_What you need to do:_
Reproduce every line of the material below, but drop the pictures.

..........

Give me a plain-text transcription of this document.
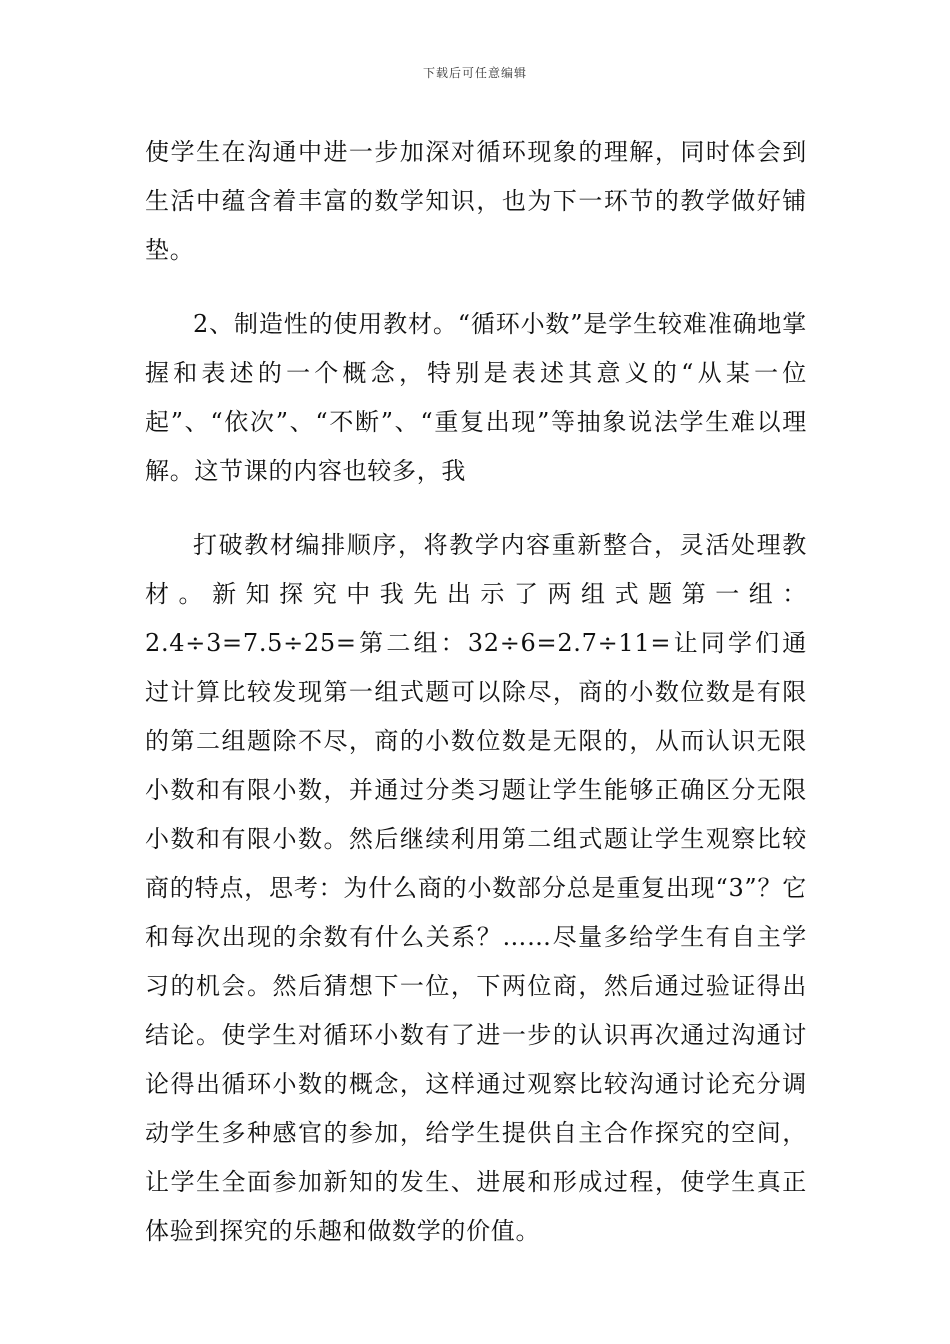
下载后可任意编辑

使学生在沟通中进一步加深对循环现象的理解，同时体会到生活中蕴含着丰富的数学知识，也为下一环节的教学做好铺垫。

2、制造性的使用教材。“循环小数”是学生较难准确地掌握和表述的一个概念，特别是表述其意义的“从某一位起”、“依次”、“不断”、“重复出现”等抽象说法学生难以理解。这节课的内容也较多，我

打破教材编排顺序，将教学内容重新整合，灵活处理教材。新知探究中我先出示了两组式题第一组：2.4÷3=7.5÷25=第二组：32÷6=2.7÷11=让同学们通过计算比较发现第一组式题可以除尽，商的小数位数是有限的第二组题除不尽，商的小数位数是无限的，从而认识无限小数和有限小数，并通过分类习题让学生能够正确区分无限小数和有限小数。然后继续利用第二组式题让学生观察比较商的特点，思考：为什么商的小数部分总是重复出现“3”？它和每次出现的余数有什么关系？……尽量多给学生有自主学习的机会。然后猜想下一位，下两位商，然后通过验证得出结论。使学生对循环小数有了进一步的认识再次通过沟通讨论得出循环小数的概念，这样通过观察比较沟通讨论充分调动学生多种感官的参加，给学生提供自主合作探究的空间，让学生全面参加新知的发生、进展和形成过程，使学生真正体验到探究的乐趣和做数学的价值。
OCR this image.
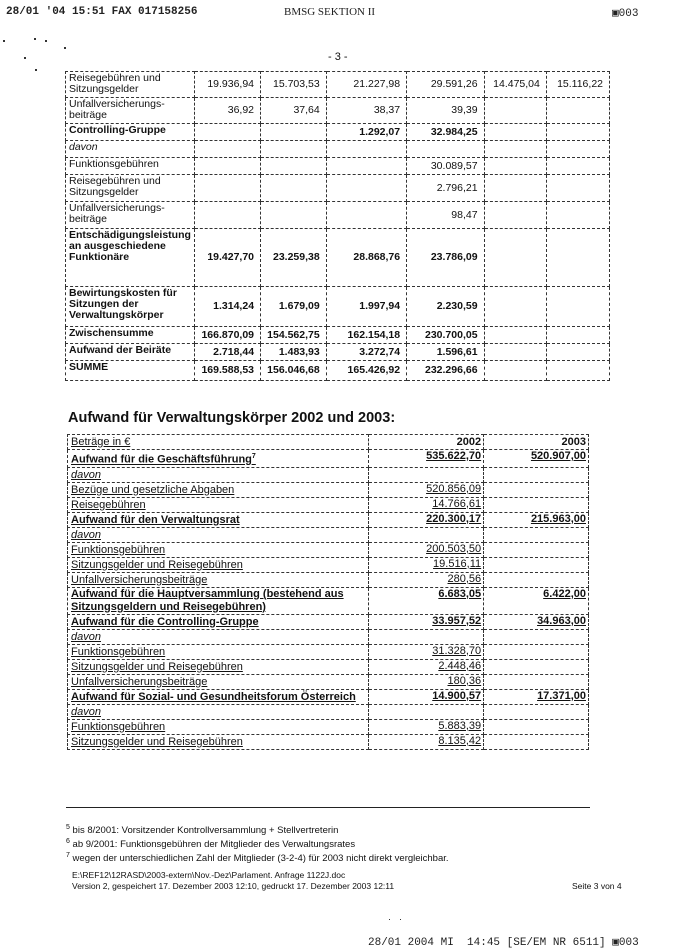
28/01 '04 15:51 FAX 017158256	BMSG SEKTION II	▣003
- 3 -
Reisegebühren und Sitzungsgelder	19.936,94	15.703,53	21.227,98	29.591,26	14.475,04	15.116,22
Unfallversicherungs-beiträge	36,92	37,64	38,37	39,39		
Controlling-Gruppe			1.292,07	32.984,25		
davon						
Funktionsgebühren				30.089,57		
Reisegebühren und Sitzungsgelder				2.796,21		
Unfallversicherungs-beiträge				98,47		
Entschädigungsleistung an ausgeschiedene Funktionäre	19.427,70	23.259,38	28.868,76	23.786,09		
Bewirtungskosten für Sitzungen der Verwaltungskörper	1.314,24	1.679,09	1.997,94	2.230,59		
Zwischensumme	166.870,09	154.562,75	162.154,18	230.700,05		
Aufwand der Beiräte	2.718,44	1.483,93	3.272,74	1.596,61		
SUMME	169.588,53	156.046,68	165.426,92	232.296,66		
Aufwand für Verwaltungskörper 2002 und 2003:
Beträge in €	2002	2003
Aufwand für die Geschäftsführung$^7$	535.622,70	520.907,00
davon		
Bezüge und gesetzliche Abgaben	520.856,09	
Reisegebühren	14.766,61	
Aufwand für den Verwaltungsrat	220.300,17	215.963,00
davon		
Funktionsgebühren	200.503,50	
Sitzungsgelder und Reisegebühren	19.516,11	
Unfallversicherungsbeiträge	280,56	
Aufwand für die Hauptversammlung (bestehend aus Sitzungsgeldern und Reisegebühren)	6.683,05	6.422,00
Aufwand für die Controlling-Gruppe	33.957,52	34.963,00
davon		
Funktionsgebühren	31.328,70	
Sitzungsgelder und Reisegebühren	2.448,46	
Unfallversicherungsbeiträge	180,36	
Aufwand für Sozial- und Gesundheitsforum Österreich	14.900,57	17.371,00
davon		
Funktionsgebühren	5.883,39	
Sitzungsgelder und Reisegebühren	8.135,42	
$^5$ bis 8/2001: Vorsitzender Kontrollversammlung + Stellvertreterin
$^6$ ab 9/2001: Funktionsgebühren der Mitglieder des Verwaltungsrates
$^7$ wegen der unterschiedlichen Zahl der Mitglieder (3-2-4) für 2003 nicht direkt vergleichbar.
E:\REF12\12RASD\2003-extern\Nov.-Dez\Parlament. Anfrage 1122J.doc
Version 2, gespeichert 17. Dezember 2003 12:10, gedruckt 17. Dezember 2003 12:11	Seite 3 von 4
28/01 2004 MI  14:45 [SE/EM NR 6511] ▣003
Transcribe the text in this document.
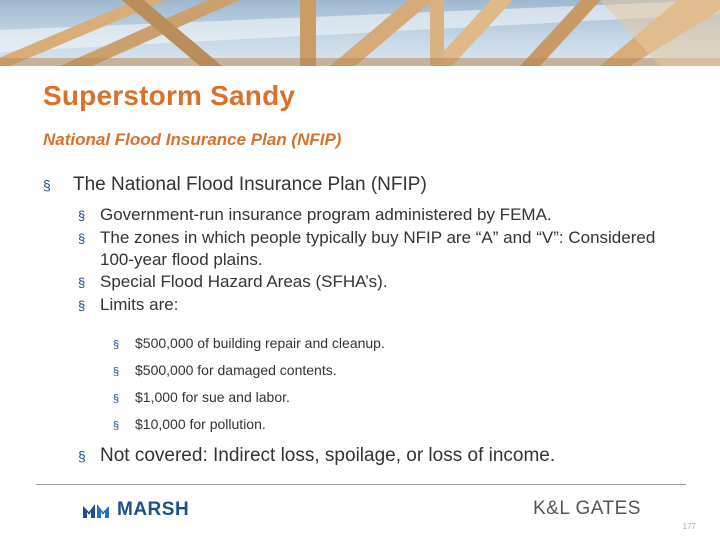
Superstorm Sandy
National Flood Insurance Plan (NFIP)
§	The National Flood Insurance Plan (NFIP)
§ Government-run insurance program administered by FEMA.
§ The zones in which people typically buy NFIP are “A” and “V”: Considered 100-year flood plains.
§ Special Flood Hazard Areas (SFHA’s).
§ Limits are:
§	$500,000 of building repair and cleanup.
§	$500,000 for damaged contents.
§	$1,000 for sue and labor.
§	$10,000 for pollution.
§ Not covered: Indirect loss, spoilage, or loss of income.
MARSH	K&L GATES
177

..........

_Response to this task:_
Give me a plain-text transcription of this document.
下载后可任意编辑

使学生在沟通中进一步加深对循环现象的理解，同时体会到生活中蕴含着丰富的数学知识，也为下一环节的教学做好铺垫。

2、制造性的使用教材。“循环小数”是学生较难准确地掌握和表述的一个概念，特别是表述其意义的“从某一位起”、“依次”、“不断”、“重复出现”等抽象说法学生难以理解。这节课的内容也较多，我

打破教材编排顺序，将教学内容重新整合，灵活处理教材。新知探究中我先出示了两组式题第一组：2.4÷3=7.5÷25=第二组：32÷6=2.7÷11=让同学们通过计算比较发现第一组式题可以除尽，商的小数位数是有限的第二组题除不尽，商的小数位数是无限的，从而认识无限小数和有限小数，并通过分类习题让学生能够正确区分无限小数和有限小数。然后继续利用第二组式题让学生观察比较商的特点，思考：为什么商的小数部分总是重复出现“3”？它和每次出现的余数有什么关系？……尽量多给学生有自主学习的机会。然后猜想下一位，下两位商，然后通过验证得出结论。使学生对循环小数有了进一步的认识再次通过沟通讨论得出循环小数的概念，这样通过观察比较沟通讨论充分调动学生多种感官的参加，给学生提供自主合作探究的空间，让学生全面参加新知的发生、进展和形成过程，使学生真正体验到探究的乐趣和做数学的价值。
OCR this image.
28/01 '04 15:51 FAX 017158256	BMSG SEKTION II	▣003
- 3 -
Reisegebühren und Sitzungsgelder	19.936,94	15.703,53	21.227,98	29.591,26	14.475,04	15.116,22
Unfallversicherungs-beiträge	36,92	37,64	38,37	39,39		
Controlling-Gruppe			1.292,07	32.984,25		
davon						
Funktionsgebühren				30.089,57		
Reisegebühren und Sitzungsgelder				2.796,21		
Unfallversicherungs-beiträge				98,47		
Entschädigungsleistung an ausgeschiedene Funktionäre	19.427,70	23.259,38	28.868,76	23.786,09		
Bewirtungskosten für Sitzungen der Verwaltungskörper	1.314,24	1.679,09	1.997,94	2.230,59		
Zwischensumme	166.870,09	154.562,75	162.154,18	230.700,05		
Aufwand der Beiräte	2.718,44	1.483,93	3.272,74	1.596,61		
SUMME	169.588,53	156.046,68	165.426,92	232.296,66		
Aufwand für Verwaltungskörper 2002 und 2003:
Beträge in €	2002	2003
Aufwand für die Geschäftsführung$^7$	535.622,70	520.907,00
davon		
Bezüge und gesetzliche Abgaben	520.856,09	
Reisegebühren	14.766,61	
Aufwand für den Verwaltungsrat	220.300,17	215.963,00
davon		
Funktionsgebühren	200.503,50	
Sitzungsgelder und Reisegebühren	19.516,11	
Unfallversicherungsbeiträge	280,56	
Aufwand für die Hauptversammlung (bestehend aus Sitzungsgeldern und Reisegebühren)	6.683,05	6.422,00
Aufwand für die Controlling-Gruppe	33.957,52	34.963,00
davon		
Funktionsgebühren	31.328,70	
Sitzungsgelder und Reisegebühren	2.448,46	
Unfallversicherungsbeiträge	180,36	
Aufwand für Sozial- und Gesundheitsforum Österreich	14.900,57	17.371,00
davon		
Funktionsgebühren	5.883,39	
Sitzungsgelder und Reisegebühren	8.135,42	
$^5$ bis 8/2001: Vorsitzender Kontrollversammlung + Stellvertreterin
$^6$ ab 9/2001: Funktionsgebühren der Mitglieder des Verwaltungsrates
$^7$ wegen der unterschiedlichen Zahl der Mitglieder (3-2-4) für 2003 nicht direkt vergleichbar.
E:\REF12\12RASD\2003-extern\Nov.-Dez\Parlament. Anfrage 1122J.doc
Version 2, gespeichert 17. Dezember 2003 12:10, gedruckt 17. Dezember 2003 12:11	Seite 3 von 4
28/01 2004 MI  14:45 [SE/EM NR 6511] ▣003
Transcribe the text in this document.
Superstorm Sandy
National Flood Insurance Plan (NFIP)
§	The National Flood Insurance Plan (NFIP)
§ Government-run insurance program administered by FEMA.
§ The zones in which people typically buy NFIP are “A” and “V”: Considered 100-year flood plains.
§ Special Flood Hazard Areas (SFHA’s).
§ Limits are:
§	$500,000 of building repair and cleanup.
§	$500,000 for damaged contents.
§	$1,000 for sue and labor.
§	$10,000 for pollution.
§ Not covered: Indirect loss, spoilage, or loss of income.
MARSH	K&L GATES
177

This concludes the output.